== The records

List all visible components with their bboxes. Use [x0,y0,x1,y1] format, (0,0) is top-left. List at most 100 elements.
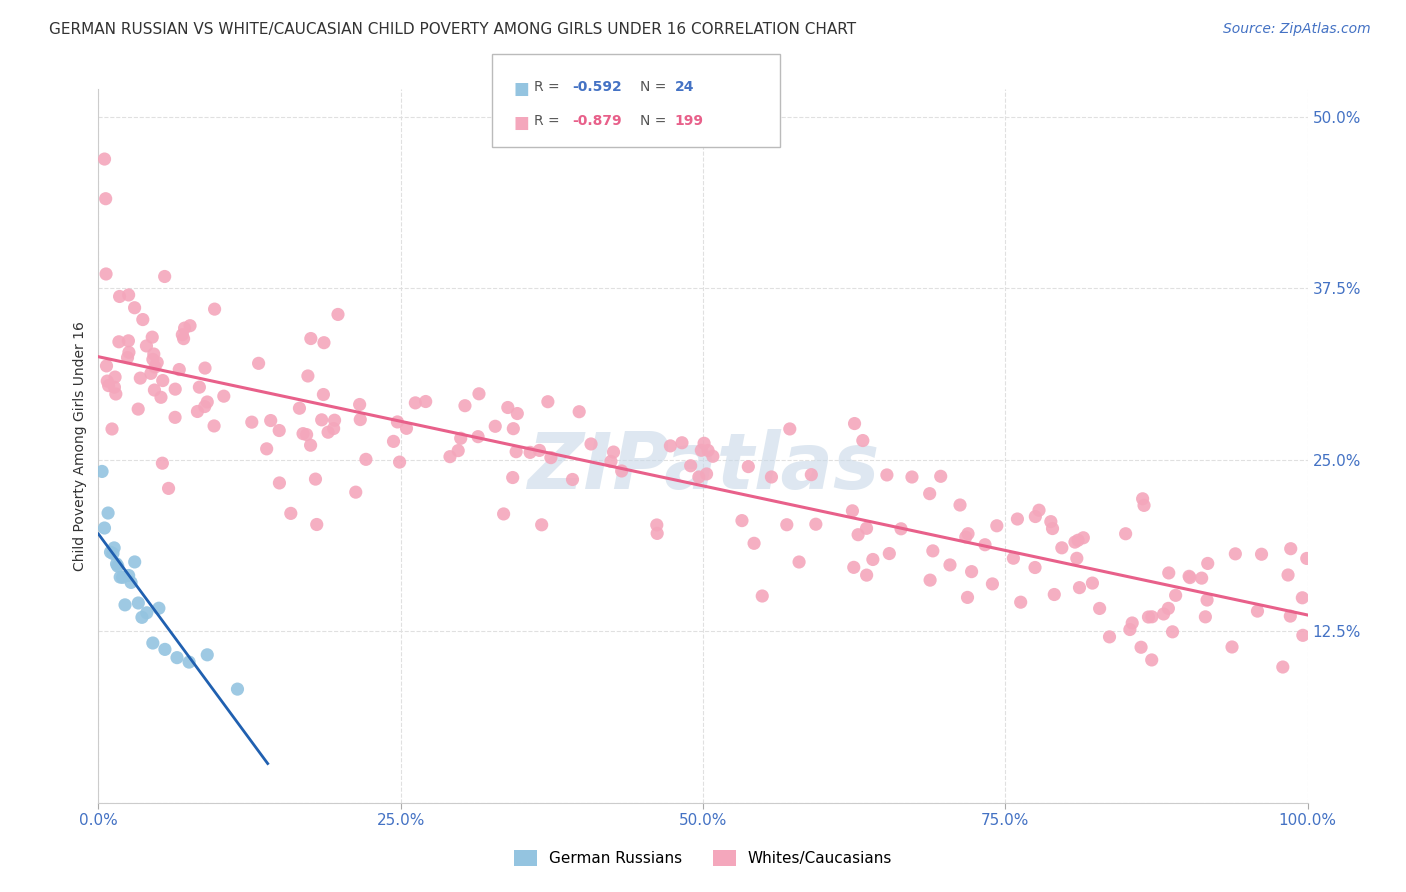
Point [800,467,823,482]
Point [269,475,291,490]
Point [152,374,174,388]
Text: N =: N = [640,80,671,95]
Point [974,538,997,552]
Point [395,421,418,435]
Point [454,399,477,413]
Point [195,648,218,662]
Point [610,464,633,478]
Point [1081,576,1104,591]
Point [1153,607,1175,621]
Point [344,485,367,500]
Point [1197,593,1219,607]
Point [561,473,583,487]
Point [105,557,128,571]
Point [135,606,157,620]
Point [148,601,170,615]
Point [153,642,176,657]
Point [1140,653,1163,667]
Point [1042,522,1064,536]
Point [929,469,952,483]
Text: 199: 199 [675,114,704,128]
Point [114,598,136,612]
Point [108,289,131,303]
Point [1292,628,1315,642]
Point [311,413,333,427]
Text: Source: ZipAtlas.com: Source: ZipAtlas.com [1223,22,1371,37]
Point [901,470,924,484]
Point [124,301,146,315]
Point [1161,624,1184,639]
Point [1073,531,1095,545]
Point [842,560,865,574]
Point [103,380,125,394]
Point [202,419,225,434]
Point [468,386,491,401]
Point [1271,660,1294,674]
Point [645,526,668,541]
Point [142,636,165,650]
Point [1130,640,1153,655]
Point [129,371,152,385]
Point [93,521,115,535]
Point [131,610,153,624]
Point [447,443,470,458]
Point [108,570,131,584]
Point [127,402,149,417]
Point [855,521,877,535]
Point [537,394,560,409]
Point [645,518,668,533]
Point [111,570,134,584]
Point [194,361,217,376]
Point [876,467,898,482]
Point [165,382,187,396]
Point [879,547,901,561]
Point [502,470,524,484]
Point [1295,551,1317,566]
Point [260,413,283,427]
Point [101,547,124,561]
Point [949,498,972,512]
Point [103,541,125,555]
Point [179,655,201,669]
Point [194,400,217,414]
Point [540,450,562,465]
Point [1064,535,1087,549]
Point [153,269,176,284]
Point [256,442,278,456]
Point [1010,595,1032,609]
Point [568,405,591,419]
Point [1002,551,1025,566]
Point [1039,515,1062,529]
Point [1178,569,1201,583]
Point [697,443,720,458]
Point [1164,588,1187,602]
Point [1066,551,1088,566]
Point [326,308,349,322]
Point [855,568,877,582]
Point [388,455,411,469]
Point [1137,610,1160,624]
Point [1191,571,1213,585]
Point [304,472,326,486]
Point [1098,630,1121,644]
Point [742,536,765,550]
Point [91,465,114,479]
Point [1050,541,1073,555]
Point [1069,581,1091,595]
Point [173,321,195,335]
Point [204,302,226,317]
Point [322,421,344,435]
Point [118,568,141,582]
Point [117,351,139,365]
Point [1277,568,1299,582]
Point [142,352,165,367]
Point [737,459,759,474]
Point [1140,609,1163,624]
Point [530,517,553,532]
Point [104,387,127,401]
Point [247,356,270,370]
Point [387,415,409,429]
Point [492,507,515,521]
Text: GERMAN RUSSIAN VS WHITE/CAUCASIAN CHILD POVERTY AMONG GIRLS UNDER 16 CORRELATION: GERMAN RUSSIAN VS WHITE/CAUCASIAN CHILD … [49,22,856,37]
Point [688,470,710,484]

====

Convert every line of the entries above into a JSON list of strings, one string per line, with blank lines omitted and pictures left out.

__Full answer__.
[
  "List all visible components with their bboxes. Use [x0,y0,x1,y1] format, (0,0) is top-left. List at most 100 elements.",
  "Point [800,467,823,482]",
  "Point [269,475,291,490]",
  "Point [152,374,174,388]",
  "Text: N =: N = [640,80,671,95]",
  "Point [974,538,997,552]",
  "Point [395,421,418,435]",
  "Point [454,399,477,413]",
  "Point [195,648,218,662]",
  "Point [610,464,633,478]",
  "Point [1081,576,1104,591]",
  "Point [1153,607,1175,621]",
  "Point [344,485,367,500]",
  "Point [1197,593,1219,607]",
  "Point [561,473,583,487]",
  "Point [105,557,128,571]",
  "Point [135,606,157,620]",
  "Point [148,601,170,615]",
  "Point [153,642,176,657]",
  "Point [1140,653,1163,667]",
  "Point [1042,522,1064,536]",
  "Point [929,469,952,483]",
  "Text: 199: 199 [675,114,704,128]",
  "Point [114,598,136,612]",
  "Point [108,289,131,303]",
  "Point [1292,628,1315,642]",
  "Point [311,413,333,427]",
  "Text: Source: ZipAtlas.com: Source: ZipAtlas.com [1223,22,1371,37]",
  "Point [901,470,924,484]",
  "Point [124,301,146,315]",
  "Point [1161,624,1184,639]",
  "Point [1073,531,1095,545]",
  "Point [842,560,865,574]",
  "Point [103,380,125,394]",
  "Point [202,419,225,434]",
  "Point [468,386,491,401]",
  "Point [1271,660,1294,674]",
  "Point [645,526,668,541]",
  "Point [142,636,165,650]",
  "Point [1130,640,1153,655]",
  "Point [129,371,152,385]",
  "Point [93,521,115,535]",
  "Point [131,610,153,624]",
  "Point [447,443,470,458]",
  "Point [108,570,131,584]",
  "Point [127,402,149,417]",
  "Point [855,521,877,535]",
  "Point [537,394,560,409]",
  "Point [645,518,668,533]",
  "Point [111,570,134,584]",
  "Point [194,361,217,376]",
  "Point [876,467,898,482]",
  "Point [165,382,187,396]",
  "Point [879,547,901,561]",
  "Point [502,470,524,484]",
  "Point [1295,551,1317,566]",
  "Point [260,413,283,427]",
  "Point [101,547,124,561]",
  "Point [949,498,972,512]",
  "Point [103,541,125,555]",
  "Point [179,655,201,669]",
  "Point [194,400,217,414]",
  "Point [540,450,562,465]",
  "Point [1064,535,1087,549]",
  "Point [153,269,176,284]",
  "Point [256,442,278,456]",
  "Point [1010,595,1032,609]",
  "Point [568,405,591,419]",
  "Point [1002,551,1025,566]",
  "Point [1039,515,1062,529]",
  "Point [1178,569,1201,583]",
  "Point [697,443,720,458]",
  "Point [1164,588,1187,602]",
  "Point [1066,551,1088,566]",
  "Point [326,308,349,322]",
  "Point [855,568,877,582]",
  "Point [388,455,411,469]",
  "Point [1137,610,1160,624]",
  "Point [1191,571,1213,585]",
  "Point [304,472,326,486]",
  "Point [1098,630,1121,644]",
  "Point [742,536,765,550]",
  "Point [91,465,114,479]",
  "Point [1050,541,1073,555]",
  "Point [1069,581,1091,595]",
  "Point [173,321,195,335]",
  "Point [204,302,226,317]",
  "Point [322,421,344,435]",
  "Point [118,568,141,582]",
  "Point [117,351,139,365]",
  "Point [1277,568,1299,582]",
  "Point [142,352,165,367]",
  "Point [737,459,759,474]",
  "Point [1140,609,1163,624]",
  "Point [530,517,553,532]",
  "Point [104,387,127,401]",
  "Point [247,356,270,370]",
  "Point [387,415,409,429]",
  "Point [492,507,515,521]",
  "Text: GERMAN RUSSIAN VS WHITE/CAUCASIAN CHILD POVERTY AMONG GIRLS UNDER 16 CORRELATION: GERMAN RUSSIAN VS WHITE/CAUCASIAN CHILD … [49,22,856,37]",
  "Point [688,470,710,484]"
]